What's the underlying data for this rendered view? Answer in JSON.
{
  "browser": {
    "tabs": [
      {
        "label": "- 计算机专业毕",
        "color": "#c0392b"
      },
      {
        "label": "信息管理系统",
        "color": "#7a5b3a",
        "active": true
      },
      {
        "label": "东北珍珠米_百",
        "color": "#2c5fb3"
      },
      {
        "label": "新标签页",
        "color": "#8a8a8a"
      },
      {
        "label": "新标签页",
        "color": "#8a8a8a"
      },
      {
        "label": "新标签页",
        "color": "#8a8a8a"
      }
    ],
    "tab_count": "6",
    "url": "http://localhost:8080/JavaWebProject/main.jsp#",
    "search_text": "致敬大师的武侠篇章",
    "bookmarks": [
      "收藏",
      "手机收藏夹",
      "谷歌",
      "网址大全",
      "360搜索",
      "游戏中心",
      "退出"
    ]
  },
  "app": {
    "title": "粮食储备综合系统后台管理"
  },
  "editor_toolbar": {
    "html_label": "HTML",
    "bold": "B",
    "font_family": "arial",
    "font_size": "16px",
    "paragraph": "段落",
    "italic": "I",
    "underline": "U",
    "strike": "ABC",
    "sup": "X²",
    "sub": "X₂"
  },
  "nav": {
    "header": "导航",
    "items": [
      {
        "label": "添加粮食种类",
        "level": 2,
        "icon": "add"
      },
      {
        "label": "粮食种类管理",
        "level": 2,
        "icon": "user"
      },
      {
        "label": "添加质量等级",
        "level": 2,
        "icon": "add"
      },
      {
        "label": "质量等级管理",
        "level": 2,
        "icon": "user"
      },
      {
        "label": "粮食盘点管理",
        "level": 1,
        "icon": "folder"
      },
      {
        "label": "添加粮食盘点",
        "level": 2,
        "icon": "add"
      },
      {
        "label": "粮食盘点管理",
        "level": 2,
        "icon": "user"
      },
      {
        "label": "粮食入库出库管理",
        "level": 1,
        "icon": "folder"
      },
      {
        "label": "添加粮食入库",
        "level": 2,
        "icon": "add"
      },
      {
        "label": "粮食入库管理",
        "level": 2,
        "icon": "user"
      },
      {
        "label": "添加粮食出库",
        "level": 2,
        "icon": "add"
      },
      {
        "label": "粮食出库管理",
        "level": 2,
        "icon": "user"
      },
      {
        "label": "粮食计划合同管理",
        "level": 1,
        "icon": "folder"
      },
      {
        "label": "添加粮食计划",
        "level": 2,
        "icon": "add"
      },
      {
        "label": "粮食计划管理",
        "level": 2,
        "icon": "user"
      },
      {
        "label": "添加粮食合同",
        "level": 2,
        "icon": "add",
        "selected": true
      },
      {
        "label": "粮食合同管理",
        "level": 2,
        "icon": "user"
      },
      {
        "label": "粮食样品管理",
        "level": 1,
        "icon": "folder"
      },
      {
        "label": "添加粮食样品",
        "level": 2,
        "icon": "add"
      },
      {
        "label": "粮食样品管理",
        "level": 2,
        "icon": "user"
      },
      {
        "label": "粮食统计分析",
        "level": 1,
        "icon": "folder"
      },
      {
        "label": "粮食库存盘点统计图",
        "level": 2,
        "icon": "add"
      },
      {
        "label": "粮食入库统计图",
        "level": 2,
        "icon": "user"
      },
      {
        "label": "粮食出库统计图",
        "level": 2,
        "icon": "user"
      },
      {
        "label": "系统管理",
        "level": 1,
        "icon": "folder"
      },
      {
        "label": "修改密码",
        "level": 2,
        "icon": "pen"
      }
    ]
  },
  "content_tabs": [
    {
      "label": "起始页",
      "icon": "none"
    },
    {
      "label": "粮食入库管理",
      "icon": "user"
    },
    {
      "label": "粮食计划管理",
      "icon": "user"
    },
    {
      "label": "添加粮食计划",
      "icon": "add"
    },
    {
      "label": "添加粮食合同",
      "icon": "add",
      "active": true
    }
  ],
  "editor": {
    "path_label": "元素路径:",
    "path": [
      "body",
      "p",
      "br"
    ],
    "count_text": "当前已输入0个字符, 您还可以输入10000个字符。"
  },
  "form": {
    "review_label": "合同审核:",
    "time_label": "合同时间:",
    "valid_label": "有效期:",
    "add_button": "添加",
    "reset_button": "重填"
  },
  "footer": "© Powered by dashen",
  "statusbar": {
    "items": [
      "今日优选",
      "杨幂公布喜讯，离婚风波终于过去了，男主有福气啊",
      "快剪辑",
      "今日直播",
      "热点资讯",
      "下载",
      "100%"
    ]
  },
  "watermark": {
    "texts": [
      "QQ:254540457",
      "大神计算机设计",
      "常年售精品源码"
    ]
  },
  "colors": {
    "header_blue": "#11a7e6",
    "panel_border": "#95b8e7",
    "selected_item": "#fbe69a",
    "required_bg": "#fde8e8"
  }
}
____
§ **GOAL OF THE EXERCISE**
Find each line holding the word "true" and copy it.

§ **TASK RESULT**
        "active": true
        "selected": true
      "active": true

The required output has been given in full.